Task brief -> Here are some records; quote them exactly, leaving out the pictures.

Extracted information ->
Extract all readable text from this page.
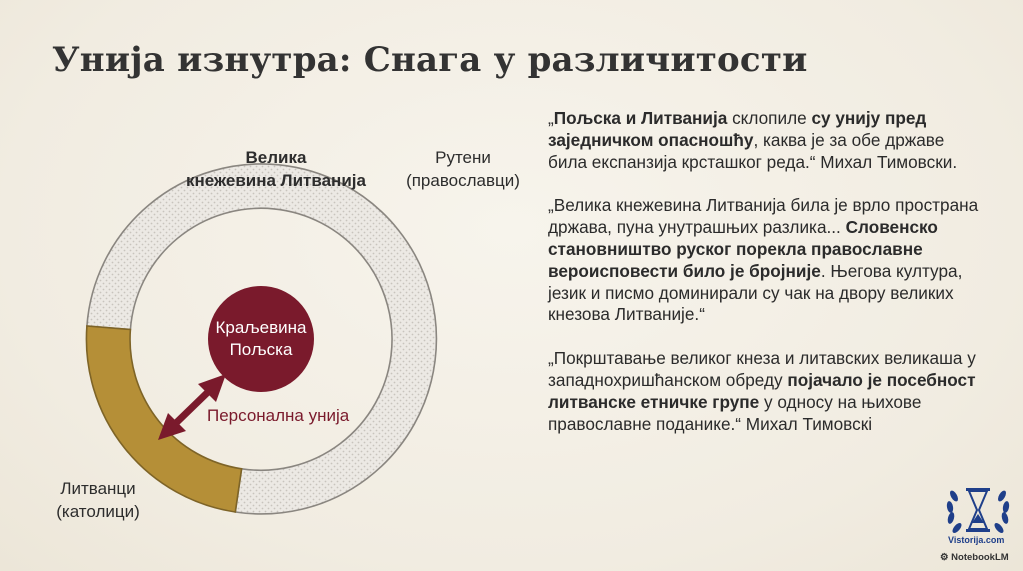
Унија изнутра: Снага у различитости
Велика
кнежевина Литванија
Рутени
(православци)
Литванци
(католици)
Краљевина
Пољска
Персонална унија

„Пољска и Литванија склопиле су унију пред заједничком опасношћу, каква је за обе државе била експанзија крсташког реда.“ Михал Тимовски.

„Велика кнежевина Литванија била је врло пространа држава, пуна унутрашњих разлика... Словенско становништво руског порекла православне вероисповести било је бројније. Његова култура, језик и писмо доминирали су чак на двору великих кнезова Литваније.“

„Покрштавање великог кнеза и литавских великаша у западнохришћанском обреду појачало је посебност литванске етничке групе у односу на њихове православне поданике.“ Михал Тимовскі

Vistorija.com
⚙ NotebookLM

Output for this task ->
Extract all readable text from this page.
Унија изнутра: Снага у различитости
Велика
кнежевина Литванија
Рутени
(православци)
Литванци
(католици)
Краљевина
Пољска
Персонална унија

„Пољска и Литванија склопиле су унију пред заједничком опасношћу, каква је за обе државе била експанзија крсташког реда.“ Михал Тимовски.

„Велика кнежевина Литванија била је врло пространа држава, пуна унутрашњих разлика... Словенско становништво руског порекла православне вероисповести било је бројније. Његова култура, језик и писмо доминирали су чак на двору великих кнезова Литваније.“

„Покрштавање великог кнеза и литавских великаша у западнохришћанском обреду појачало је посебност литванске етничке групе у односу на њихове православне поданике.“ Михал Тимовскі

Vistorija.com
⚙ NotebookLM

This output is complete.